Requirement -
Spot each line that carries the word "ilości"; copy those lines.

Data supplied -
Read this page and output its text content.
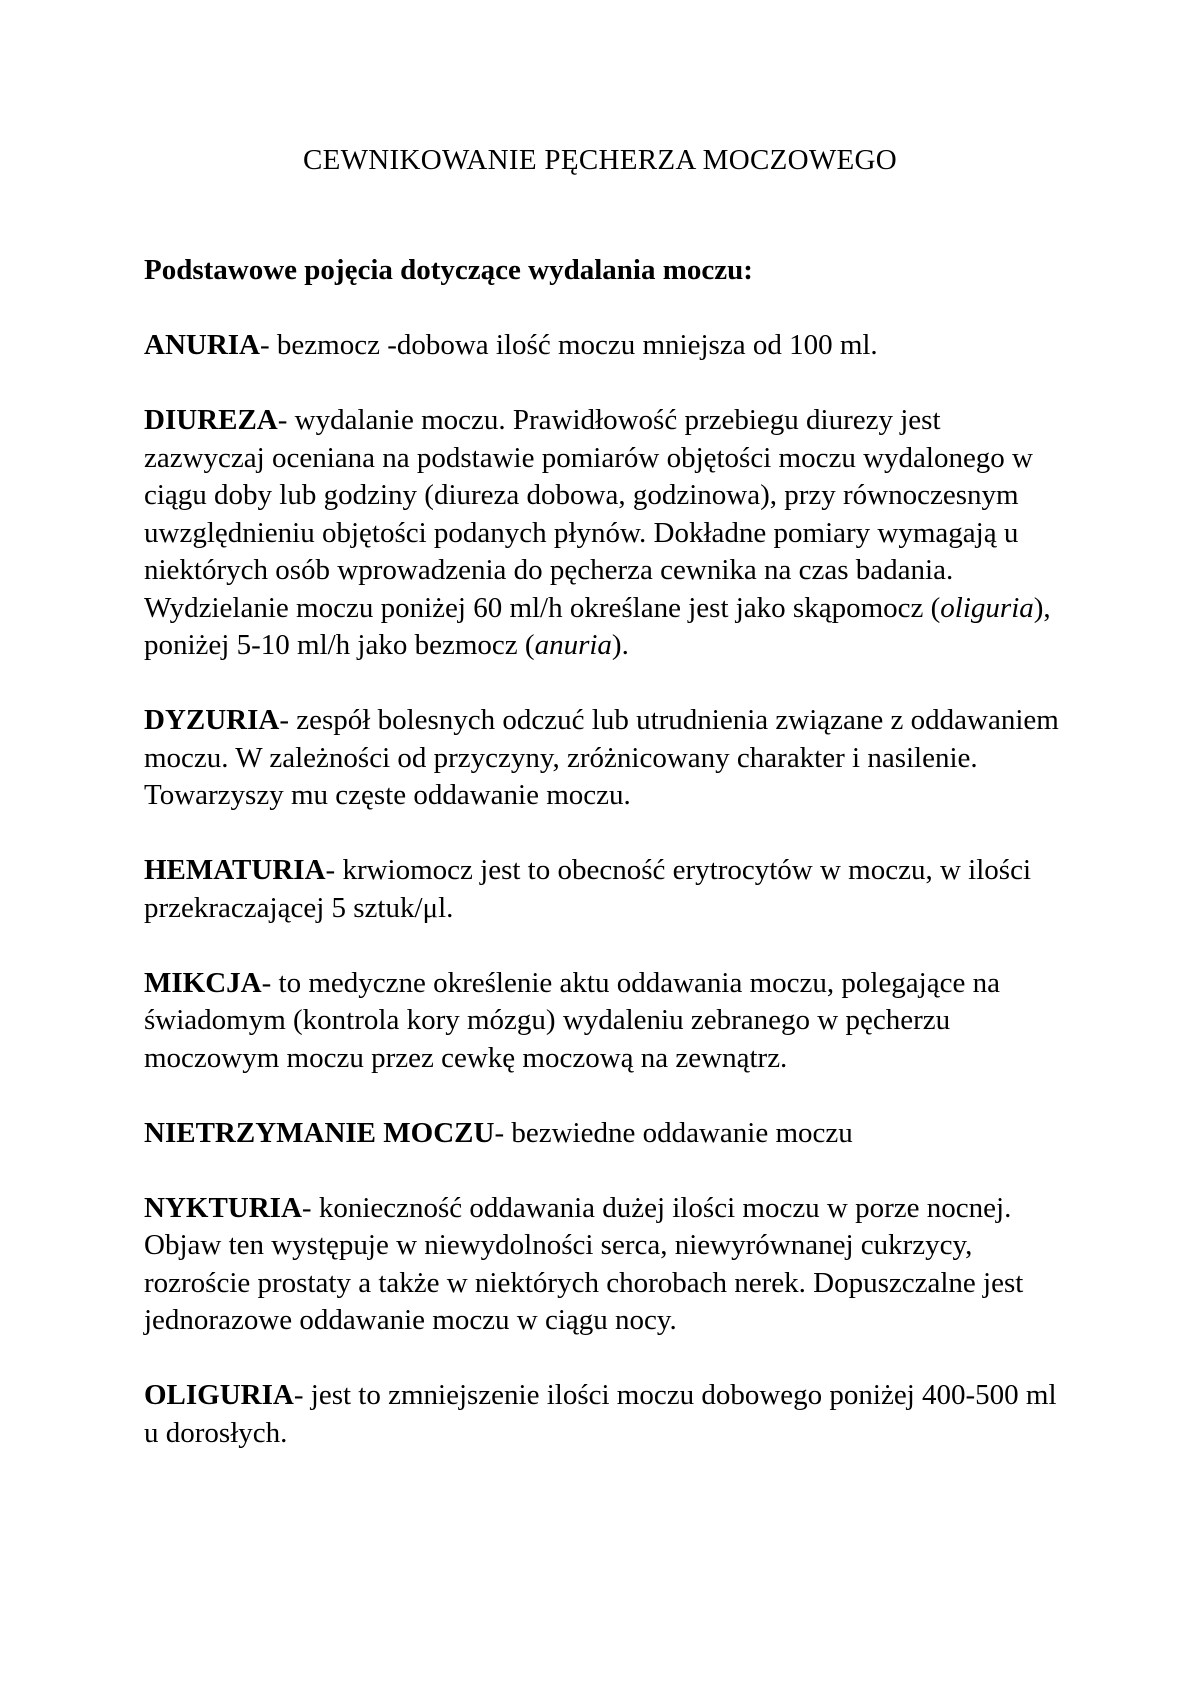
CEWNIKOWANIE PĘCHERZA MOCZOWEGO

Podstawowe pojęcia dotyczące wydalania moczu:

ANURIA- bezmocz -dobowa ilość moczu mniejsza od 100 ml.

DIUREZA- wydalanie moczu. Prawidłowość przebiegu diurezy jest zazwyczaj oceniana na podstawie pomiarów objętości moczu wydalonego w ciągu doby lub godziny (diureza dobowa, godzinowa), przy równoczesnym uwzględnieniu objętości podanych płynów. Dokładne pomiary wymagają u niektórych osób wprowadzenia do pęcherza cewnika na czas badania. Wydzielanie moczu poniżej 60 ml/h określane jest jako skąpomocz (oliguria), poniżej 5-10 ml/h jako bezmocz (anuria).

DYZURIA- zespół bolesnych odczuć lub utrudnienia związane z oddawaniem moczu. W zależności od przyczyny, zróżnicowany charakter i nasilenie. Towarzyszy mu częste oddawanie moczu.

HEMATURIA- krwiomocz jest to obecność erytrocytów w moczu, w ilości przekraczającej 5 sztuk/μl.

MIKCJA- to medyczne określenie aktu oddawania moczu, polegające na świadomym (kontrola kory mózgu) wydaleniu zebranego w pęcherzu moczowym moczu przez cewkę moczową na zewnątrz.

NIETRZYMANIE MOCZU- bezwiedne oddawanie moczu

NYKTURIA- konieczność oddawania dużej ilości moczu w porze nocnej. Objaw ten występuje w niewydolności serca, niewyrównanej cukrzycy, rozroście prostaty a także w niektórych chorobach nerek. Dopuszczalne jest jednorazowe oddawanie moczu w ciągu nocy.

OLIGURIA- jest to zmniejszenie ilości moczu dobowego poniżej 400-500 ml u dorosłych.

Correct output -
HEMATURIA- krwiomocz jest to obecność erytrocytów w moczu, w ilości przekraczającej 5 sztuk/μl.
NYKTURIA- konieczność oddawania dużej ilości moczu w porze nocnej. Objaw ten występuje w niewydolności serca, niewyrównanej cukrzycy, rozroście prostaty a także w niektórych chorobach nerek. Dopuszczalne jest jednorazowe oddawanie moczu w ciągu nocy.
OLIGURIA- jest to zmniejszenie ilości moczu dobowego poniżej 400-500 ml u dorosłych.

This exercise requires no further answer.